Look through the listing and locate every line containing the word "cường"; copy those lines.

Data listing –
'''

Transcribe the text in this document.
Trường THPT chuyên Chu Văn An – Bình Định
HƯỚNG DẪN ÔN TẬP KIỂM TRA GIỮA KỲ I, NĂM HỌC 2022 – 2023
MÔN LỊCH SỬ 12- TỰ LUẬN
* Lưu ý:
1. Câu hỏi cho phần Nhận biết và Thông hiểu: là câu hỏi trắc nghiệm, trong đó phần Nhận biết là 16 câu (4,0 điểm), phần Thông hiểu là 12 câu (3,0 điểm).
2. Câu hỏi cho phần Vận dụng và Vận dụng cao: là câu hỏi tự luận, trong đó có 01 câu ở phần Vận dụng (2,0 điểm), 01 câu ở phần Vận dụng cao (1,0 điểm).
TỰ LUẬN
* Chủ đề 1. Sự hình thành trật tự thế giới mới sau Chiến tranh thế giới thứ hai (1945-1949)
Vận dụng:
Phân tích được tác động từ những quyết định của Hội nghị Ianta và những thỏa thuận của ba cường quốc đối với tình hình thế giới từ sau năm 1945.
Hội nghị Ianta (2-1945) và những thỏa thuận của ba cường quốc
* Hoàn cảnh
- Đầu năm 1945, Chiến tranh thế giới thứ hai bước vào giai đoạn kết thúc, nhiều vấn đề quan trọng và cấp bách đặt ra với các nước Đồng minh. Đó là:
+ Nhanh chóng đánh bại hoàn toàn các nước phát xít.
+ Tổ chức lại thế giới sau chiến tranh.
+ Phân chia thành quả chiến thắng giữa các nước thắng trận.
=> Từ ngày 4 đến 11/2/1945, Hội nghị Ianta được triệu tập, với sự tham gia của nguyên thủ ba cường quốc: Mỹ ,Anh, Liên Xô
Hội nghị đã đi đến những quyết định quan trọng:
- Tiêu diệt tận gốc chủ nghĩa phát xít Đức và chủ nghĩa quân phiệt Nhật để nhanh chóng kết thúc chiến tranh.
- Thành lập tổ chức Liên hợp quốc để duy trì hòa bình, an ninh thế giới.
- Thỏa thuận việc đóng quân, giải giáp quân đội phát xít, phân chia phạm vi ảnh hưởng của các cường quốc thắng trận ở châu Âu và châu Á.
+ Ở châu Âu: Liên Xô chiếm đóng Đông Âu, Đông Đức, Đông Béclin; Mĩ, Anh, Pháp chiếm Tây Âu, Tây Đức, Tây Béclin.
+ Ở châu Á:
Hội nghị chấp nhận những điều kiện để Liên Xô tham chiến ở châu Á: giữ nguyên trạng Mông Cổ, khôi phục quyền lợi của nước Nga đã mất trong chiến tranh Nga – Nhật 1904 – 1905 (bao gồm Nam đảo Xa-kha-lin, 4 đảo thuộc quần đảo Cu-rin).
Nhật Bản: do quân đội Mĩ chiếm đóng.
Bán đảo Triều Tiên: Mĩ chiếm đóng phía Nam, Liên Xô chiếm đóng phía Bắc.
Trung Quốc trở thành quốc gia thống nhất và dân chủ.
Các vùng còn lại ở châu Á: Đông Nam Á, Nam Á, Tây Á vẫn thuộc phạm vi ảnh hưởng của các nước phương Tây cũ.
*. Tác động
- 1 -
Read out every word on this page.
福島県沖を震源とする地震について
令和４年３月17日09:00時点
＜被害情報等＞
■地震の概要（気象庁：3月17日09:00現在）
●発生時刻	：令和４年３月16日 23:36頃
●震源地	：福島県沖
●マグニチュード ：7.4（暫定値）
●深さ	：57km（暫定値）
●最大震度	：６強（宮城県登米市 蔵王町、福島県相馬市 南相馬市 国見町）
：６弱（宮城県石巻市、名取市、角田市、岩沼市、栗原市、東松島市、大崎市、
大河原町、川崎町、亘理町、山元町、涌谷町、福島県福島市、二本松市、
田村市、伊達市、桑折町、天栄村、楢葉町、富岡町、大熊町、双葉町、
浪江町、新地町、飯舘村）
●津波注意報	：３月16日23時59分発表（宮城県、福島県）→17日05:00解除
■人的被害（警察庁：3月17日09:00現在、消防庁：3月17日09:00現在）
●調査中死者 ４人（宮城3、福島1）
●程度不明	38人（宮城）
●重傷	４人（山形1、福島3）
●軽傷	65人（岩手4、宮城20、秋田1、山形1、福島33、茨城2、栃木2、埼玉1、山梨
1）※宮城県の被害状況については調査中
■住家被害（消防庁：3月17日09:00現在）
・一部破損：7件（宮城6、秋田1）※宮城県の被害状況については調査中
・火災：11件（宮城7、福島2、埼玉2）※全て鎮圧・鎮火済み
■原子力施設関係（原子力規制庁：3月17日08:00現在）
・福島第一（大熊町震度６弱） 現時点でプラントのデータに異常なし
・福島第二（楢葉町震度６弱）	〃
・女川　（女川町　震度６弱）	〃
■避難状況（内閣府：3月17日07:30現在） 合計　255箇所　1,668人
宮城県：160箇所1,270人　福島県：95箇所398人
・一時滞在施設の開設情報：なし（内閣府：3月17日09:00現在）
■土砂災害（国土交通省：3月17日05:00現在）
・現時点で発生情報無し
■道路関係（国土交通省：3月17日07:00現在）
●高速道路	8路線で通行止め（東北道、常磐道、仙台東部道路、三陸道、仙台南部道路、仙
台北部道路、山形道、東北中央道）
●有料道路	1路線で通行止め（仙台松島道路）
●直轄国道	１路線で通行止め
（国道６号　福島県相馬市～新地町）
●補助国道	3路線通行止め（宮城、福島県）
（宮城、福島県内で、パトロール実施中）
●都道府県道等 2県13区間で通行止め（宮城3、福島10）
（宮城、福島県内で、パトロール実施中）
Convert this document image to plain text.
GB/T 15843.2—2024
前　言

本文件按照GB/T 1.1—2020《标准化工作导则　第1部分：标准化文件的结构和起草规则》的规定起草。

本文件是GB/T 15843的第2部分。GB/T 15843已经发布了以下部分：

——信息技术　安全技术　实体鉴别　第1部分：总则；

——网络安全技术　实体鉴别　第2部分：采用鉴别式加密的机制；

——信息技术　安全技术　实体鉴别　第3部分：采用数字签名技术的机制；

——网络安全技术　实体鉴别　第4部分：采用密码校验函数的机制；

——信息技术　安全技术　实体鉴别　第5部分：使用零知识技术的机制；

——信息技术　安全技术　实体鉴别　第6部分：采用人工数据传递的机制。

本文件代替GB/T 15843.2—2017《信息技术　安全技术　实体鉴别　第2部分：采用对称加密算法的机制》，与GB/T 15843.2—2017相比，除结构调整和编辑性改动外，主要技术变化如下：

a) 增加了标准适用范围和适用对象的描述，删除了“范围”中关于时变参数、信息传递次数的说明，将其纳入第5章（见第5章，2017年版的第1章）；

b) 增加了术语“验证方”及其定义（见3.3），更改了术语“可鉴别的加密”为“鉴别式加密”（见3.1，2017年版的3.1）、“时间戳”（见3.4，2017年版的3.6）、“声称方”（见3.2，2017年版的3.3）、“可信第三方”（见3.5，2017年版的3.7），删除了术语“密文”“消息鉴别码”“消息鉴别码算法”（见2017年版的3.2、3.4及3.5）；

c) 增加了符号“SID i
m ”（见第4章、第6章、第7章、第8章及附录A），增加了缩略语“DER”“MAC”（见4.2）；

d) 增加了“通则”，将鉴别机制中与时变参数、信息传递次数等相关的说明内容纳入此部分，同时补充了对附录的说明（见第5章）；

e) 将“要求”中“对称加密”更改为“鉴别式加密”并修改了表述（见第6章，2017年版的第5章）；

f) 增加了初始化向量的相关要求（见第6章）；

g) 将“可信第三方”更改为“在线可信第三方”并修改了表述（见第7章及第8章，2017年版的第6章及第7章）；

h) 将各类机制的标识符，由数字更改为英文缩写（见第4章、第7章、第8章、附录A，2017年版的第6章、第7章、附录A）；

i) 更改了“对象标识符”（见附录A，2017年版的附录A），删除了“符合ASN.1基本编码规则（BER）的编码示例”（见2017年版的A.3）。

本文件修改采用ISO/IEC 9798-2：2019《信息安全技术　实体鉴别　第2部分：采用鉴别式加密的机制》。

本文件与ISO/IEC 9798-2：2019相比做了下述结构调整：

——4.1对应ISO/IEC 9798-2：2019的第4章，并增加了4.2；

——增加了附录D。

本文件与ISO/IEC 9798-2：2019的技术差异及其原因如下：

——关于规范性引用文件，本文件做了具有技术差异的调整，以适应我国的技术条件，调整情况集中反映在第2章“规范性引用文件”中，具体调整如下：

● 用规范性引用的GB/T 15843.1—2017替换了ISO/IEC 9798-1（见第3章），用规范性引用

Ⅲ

'''

Answer to this exercise –
Phân tích được tác động từ những quyết định của Hội nghị Ianta và những thỏa thuận của ba cường quốc đối với tình hình thế giới từ sau năm 1945.
Hội nghị Ianta (2-1945) và những thỏa thuận của ba cường quốc
=> Từ ngày 4 đến 11/2/1945, Hội nghị Ianta được triệu tập, với sự tham gia của nguyên thủ ba cường quốc: Mỹ ,Anh, Liên Xô
- Thỏa thuận việc đóng quân, giải giáp quân đội phát xít, phân chia phạm vi ảnh hưởng của các cường quốc thắng trận ở châu Âu và châu Á.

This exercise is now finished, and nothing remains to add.